* Direction: Examine the material below. Gather every line in which the string "kommun" appears.

[Items from a dataset]

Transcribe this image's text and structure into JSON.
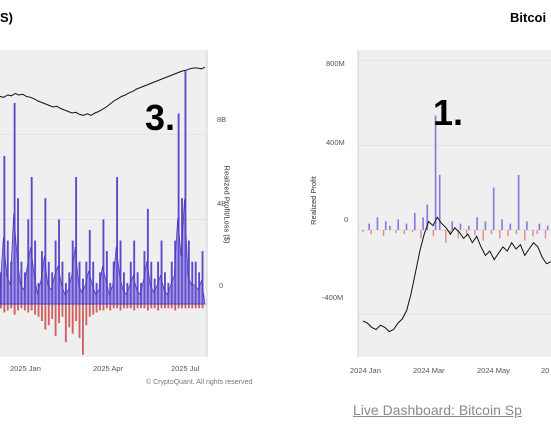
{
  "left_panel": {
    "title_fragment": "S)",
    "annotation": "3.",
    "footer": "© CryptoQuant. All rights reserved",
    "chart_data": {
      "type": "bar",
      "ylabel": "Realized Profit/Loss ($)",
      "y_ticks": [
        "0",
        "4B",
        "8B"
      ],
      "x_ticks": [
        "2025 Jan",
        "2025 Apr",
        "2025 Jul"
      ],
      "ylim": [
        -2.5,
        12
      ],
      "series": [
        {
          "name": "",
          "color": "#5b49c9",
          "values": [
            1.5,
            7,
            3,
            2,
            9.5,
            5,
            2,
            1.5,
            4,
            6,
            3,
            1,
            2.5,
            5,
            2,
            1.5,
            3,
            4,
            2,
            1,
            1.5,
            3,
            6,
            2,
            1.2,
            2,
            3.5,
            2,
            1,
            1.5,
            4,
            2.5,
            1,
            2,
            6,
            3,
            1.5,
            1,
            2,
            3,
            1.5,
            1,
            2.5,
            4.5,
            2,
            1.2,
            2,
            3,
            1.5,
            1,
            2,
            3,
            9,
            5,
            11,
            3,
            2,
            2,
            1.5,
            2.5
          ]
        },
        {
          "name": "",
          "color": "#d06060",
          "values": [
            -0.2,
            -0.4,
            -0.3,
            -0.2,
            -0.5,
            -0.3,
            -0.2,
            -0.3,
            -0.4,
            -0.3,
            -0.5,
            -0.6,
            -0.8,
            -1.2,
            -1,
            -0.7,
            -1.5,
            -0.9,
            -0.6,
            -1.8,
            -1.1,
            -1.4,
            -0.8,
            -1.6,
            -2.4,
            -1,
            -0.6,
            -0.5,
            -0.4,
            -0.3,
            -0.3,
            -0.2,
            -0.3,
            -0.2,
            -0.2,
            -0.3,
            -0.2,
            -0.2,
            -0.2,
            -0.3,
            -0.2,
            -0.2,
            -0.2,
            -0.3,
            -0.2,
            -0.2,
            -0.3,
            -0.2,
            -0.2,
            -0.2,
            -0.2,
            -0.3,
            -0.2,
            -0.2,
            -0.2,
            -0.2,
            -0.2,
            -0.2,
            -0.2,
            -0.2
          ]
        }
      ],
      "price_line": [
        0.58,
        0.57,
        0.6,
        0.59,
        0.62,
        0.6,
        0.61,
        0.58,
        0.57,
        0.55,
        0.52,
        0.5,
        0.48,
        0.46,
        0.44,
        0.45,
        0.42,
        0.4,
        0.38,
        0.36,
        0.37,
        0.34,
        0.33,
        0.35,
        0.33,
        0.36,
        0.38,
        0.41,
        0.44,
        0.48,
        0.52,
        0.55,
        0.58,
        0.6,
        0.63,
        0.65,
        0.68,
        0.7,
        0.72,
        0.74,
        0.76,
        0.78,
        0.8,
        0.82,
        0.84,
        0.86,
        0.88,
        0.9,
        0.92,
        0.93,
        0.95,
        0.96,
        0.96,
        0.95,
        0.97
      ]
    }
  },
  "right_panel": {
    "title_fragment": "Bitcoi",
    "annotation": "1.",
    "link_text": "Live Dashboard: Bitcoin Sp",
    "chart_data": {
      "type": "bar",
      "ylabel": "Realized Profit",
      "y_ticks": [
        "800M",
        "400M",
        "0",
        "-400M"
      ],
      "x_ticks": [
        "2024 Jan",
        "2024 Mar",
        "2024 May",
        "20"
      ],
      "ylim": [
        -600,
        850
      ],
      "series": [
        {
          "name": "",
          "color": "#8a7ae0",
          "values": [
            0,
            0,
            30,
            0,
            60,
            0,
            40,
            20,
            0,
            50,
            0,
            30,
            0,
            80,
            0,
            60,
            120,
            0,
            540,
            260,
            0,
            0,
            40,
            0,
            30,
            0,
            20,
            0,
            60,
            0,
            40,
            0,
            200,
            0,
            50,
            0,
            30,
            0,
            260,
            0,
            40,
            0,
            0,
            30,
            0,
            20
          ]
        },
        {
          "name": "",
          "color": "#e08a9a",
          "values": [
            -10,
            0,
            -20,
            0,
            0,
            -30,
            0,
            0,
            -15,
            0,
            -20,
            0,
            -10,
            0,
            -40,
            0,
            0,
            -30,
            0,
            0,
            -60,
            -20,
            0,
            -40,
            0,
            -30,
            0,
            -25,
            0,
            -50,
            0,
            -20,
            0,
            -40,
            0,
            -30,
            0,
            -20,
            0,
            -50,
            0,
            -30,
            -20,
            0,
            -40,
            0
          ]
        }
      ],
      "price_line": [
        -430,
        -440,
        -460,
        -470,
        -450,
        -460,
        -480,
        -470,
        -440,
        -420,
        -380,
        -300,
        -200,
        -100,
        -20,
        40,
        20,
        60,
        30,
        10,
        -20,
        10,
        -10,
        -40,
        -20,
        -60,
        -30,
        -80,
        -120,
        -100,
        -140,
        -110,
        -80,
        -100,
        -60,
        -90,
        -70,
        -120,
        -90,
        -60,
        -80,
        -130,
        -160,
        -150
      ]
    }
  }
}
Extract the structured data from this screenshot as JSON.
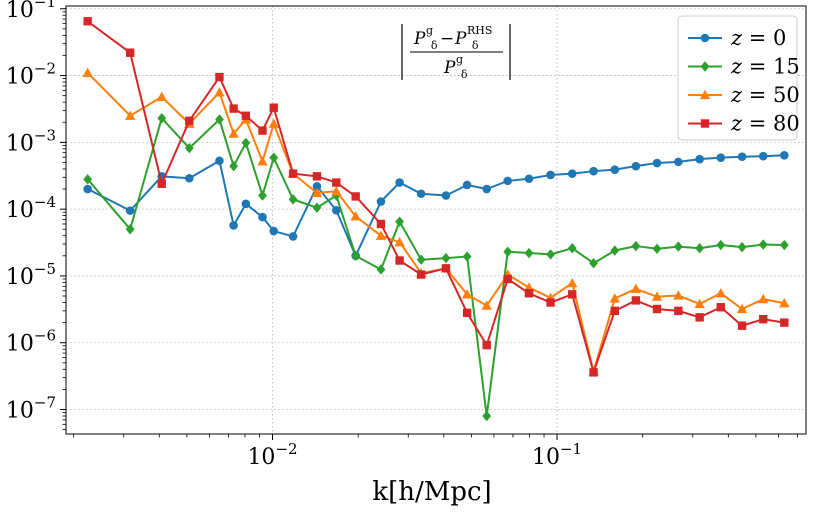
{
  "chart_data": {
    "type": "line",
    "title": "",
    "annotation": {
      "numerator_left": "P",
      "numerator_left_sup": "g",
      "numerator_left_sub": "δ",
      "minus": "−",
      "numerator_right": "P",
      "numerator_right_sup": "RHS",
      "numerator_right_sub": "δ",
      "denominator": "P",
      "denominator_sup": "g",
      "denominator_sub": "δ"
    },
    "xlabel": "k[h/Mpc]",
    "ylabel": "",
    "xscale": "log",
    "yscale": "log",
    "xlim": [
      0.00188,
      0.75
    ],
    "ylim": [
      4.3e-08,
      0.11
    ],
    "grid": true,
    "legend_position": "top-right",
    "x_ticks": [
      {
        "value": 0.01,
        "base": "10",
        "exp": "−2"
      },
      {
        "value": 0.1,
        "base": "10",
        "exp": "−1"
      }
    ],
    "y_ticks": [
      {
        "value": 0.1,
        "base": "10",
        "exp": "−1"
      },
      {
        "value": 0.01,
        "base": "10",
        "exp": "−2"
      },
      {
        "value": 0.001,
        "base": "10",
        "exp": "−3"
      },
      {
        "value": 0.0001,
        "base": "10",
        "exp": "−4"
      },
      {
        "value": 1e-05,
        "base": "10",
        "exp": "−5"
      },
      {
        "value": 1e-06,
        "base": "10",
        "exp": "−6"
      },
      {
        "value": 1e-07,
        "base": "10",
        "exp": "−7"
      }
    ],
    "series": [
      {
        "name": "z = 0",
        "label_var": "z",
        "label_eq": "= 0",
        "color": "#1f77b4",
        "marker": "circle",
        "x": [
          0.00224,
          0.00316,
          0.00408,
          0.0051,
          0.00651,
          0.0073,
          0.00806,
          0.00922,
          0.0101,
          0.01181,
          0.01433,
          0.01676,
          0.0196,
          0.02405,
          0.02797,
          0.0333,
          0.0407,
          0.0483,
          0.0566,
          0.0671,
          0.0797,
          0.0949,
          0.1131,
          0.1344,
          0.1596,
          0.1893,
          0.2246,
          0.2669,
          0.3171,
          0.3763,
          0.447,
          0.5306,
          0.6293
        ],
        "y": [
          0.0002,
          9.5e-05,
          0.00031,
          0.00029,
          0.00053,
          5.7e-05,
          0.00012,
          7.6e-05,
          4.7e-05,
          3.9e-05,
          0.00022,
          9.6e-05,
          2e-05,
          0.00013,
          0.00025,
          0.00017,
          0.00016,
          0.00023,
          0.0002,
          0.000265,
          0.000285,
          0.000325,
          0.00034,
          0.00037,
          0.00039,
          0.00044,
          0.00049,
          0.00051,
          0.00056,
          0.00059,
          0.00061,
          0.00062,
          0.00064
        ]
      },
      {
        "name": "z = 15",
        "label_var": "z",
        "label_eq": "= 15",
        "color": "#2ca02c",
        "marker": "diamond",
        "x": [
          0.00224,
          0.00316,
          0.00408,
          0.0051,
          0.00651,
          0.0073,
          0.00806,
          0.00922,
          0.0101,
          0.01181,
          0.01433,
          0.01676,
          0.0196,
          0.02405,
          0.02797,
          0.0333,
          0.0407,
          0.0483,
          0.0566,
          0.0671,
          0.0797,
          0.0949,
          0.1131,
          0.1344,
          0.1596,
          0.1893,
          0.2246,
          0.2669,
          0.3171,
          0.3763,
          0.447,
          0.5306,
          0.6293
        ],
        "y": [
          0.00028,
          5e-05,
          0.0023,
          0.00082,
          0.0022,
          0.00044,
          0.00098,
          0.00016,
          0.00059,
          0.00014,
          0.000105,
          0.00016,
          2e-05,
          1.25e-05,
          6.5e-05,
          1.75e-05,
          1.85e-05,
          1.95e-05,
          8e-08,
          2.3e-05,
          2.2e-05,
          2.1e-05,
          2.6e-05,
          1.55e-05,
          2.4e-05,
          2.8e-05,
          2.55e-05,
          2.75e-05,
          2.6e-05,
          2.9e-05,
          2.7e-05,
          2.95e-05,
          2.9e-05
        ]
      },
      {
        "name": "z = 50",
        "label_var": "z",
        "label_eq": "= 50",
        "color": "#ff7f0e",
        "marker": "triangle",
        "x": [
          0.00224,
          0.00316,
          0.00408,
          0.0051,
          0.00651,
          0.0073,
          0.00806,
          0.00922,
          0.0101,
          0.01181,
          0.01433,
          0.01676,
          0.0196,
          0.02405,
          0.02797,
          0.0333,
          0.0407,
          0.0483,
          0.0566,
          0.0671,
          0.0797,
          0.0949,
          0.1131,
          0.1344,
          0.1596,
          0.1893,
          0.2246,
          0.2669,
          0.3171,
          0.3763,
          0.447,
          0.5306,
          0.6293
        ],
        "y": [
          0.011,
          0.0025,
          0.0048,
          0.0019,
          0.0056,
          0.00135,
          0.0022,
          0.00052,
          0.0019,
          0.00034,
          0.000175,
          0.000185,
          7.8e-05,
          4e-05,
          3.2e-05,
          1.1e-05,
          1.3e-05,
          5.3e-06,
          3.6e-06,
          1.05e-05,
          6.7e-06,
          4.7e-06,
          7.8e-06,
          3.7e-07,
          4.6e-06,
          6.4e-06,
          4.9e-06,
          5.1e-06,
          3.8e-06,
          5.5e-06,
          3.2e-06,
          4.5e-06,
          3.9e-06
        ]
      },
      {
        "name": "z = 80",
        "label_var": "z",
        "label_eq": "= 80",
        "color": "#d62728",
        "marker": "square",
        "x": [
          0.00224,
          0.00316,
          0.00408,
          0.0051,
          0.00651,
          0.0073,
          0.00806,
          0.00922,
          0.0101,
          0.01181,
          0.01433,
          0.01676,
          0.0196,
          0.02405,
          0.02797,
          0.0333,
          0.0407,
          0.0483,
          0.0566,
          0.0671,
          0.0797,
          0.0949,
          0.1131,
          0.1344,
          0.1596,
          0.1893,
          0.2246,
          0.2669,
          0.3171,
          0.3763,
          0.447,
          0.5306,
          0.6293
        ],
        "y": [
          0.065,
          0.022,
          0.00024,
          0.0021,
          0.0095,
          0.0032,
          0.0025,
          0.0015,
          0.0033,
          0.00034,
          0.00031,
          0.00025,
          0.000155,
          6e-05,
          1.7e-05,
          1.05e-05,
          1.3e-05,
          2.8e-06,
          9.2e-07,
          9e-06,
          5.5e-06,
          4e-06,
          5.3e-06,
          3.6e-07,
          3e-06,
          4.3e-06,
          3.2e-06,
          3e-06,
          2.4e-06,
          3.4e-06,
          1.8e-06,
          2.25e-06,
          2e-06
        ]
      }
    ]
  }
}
---
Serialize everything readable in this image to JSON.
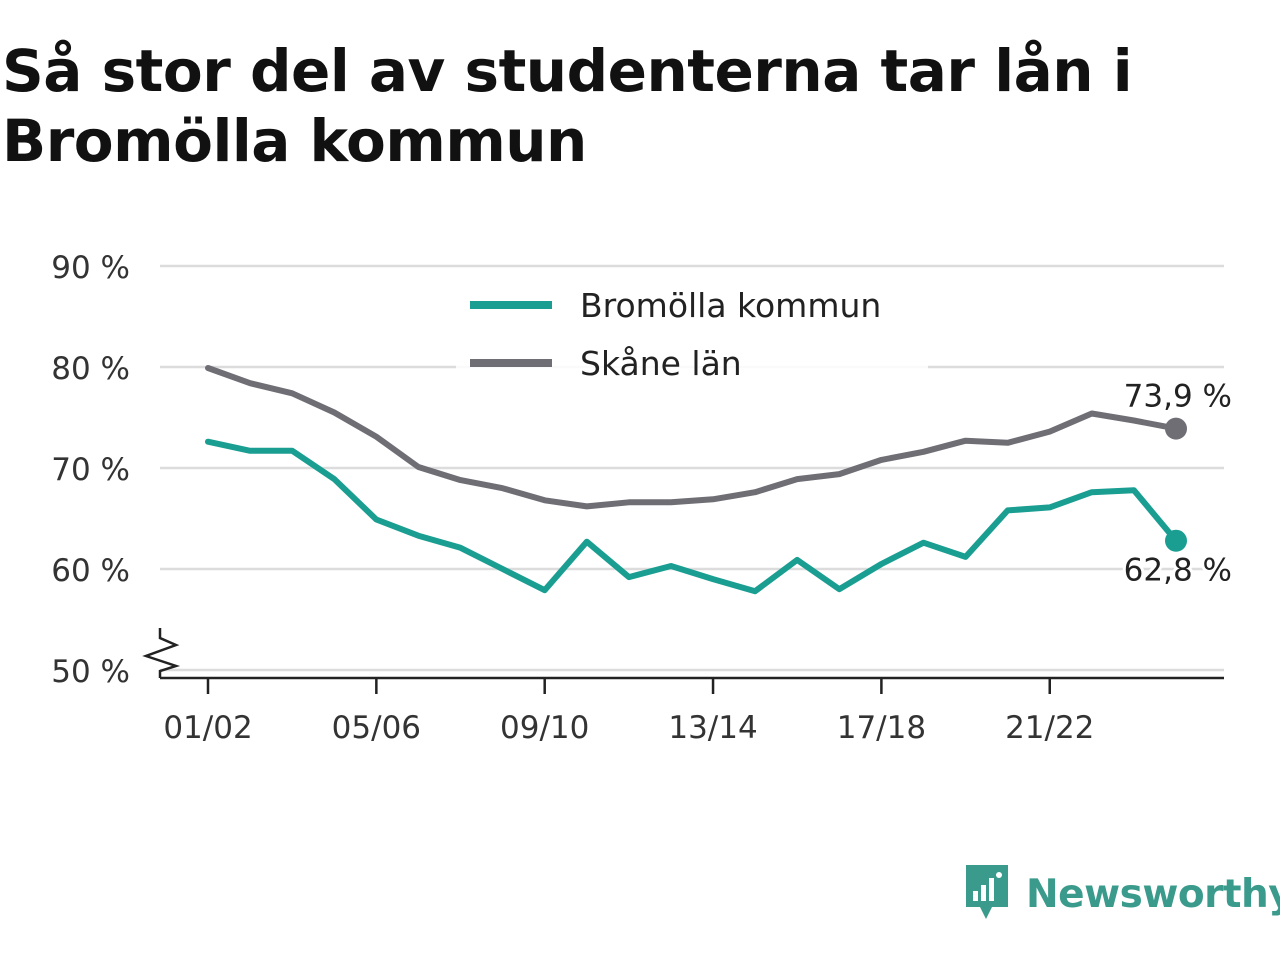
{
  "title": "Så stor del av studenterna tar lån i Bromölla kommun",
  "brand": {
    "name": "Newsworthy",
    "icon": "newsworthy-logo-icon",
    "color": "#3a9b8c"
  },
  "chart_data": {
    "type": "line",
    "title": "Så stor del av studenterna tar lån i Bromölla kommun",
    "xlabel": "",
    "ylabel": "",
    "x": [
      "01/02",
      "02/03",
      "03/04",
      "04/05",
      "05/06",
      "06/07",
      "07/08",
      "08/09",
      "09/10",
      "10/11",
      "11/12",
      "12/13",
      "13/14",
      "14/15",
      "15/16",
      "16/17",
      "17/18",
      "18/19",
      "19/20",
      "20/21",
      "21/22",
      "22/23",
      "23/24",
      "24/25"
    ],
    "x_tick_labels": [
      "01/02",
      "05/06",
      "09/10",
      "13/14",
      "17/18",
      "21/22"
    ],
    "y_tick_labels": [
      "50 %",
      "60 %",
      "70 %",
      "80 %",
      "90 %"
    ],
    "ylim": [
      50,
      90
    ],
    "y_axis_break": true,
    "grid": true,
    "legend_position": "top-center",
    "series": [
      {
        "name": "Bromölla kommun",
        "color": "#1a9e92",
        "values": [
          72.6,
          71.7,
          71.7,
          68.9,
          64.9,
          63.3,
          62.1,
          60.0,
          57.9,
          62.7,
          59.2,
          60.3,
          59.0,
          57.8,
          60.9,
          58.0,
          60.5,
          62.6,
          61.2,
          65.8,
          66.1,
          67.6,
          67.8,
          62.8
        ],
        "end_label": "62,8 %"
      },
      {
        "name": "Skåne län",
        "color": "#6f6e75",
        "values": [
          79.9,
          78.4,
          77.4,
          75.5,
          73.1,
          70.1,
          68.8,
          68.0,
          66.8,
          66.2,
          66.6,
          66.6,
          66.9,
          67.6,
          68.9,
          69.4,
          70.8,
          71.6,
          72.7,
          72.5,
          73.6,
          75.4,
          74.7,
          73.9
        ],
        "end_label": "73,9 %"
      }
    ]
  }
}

* Response to this exercise:
  "title": "Så stor del av studenterna tar lån i Bromölla kommun",
    "title": "Så stor del av studenterna tar lån i Bromölla kommun",
        "name": "Bromölla kommun",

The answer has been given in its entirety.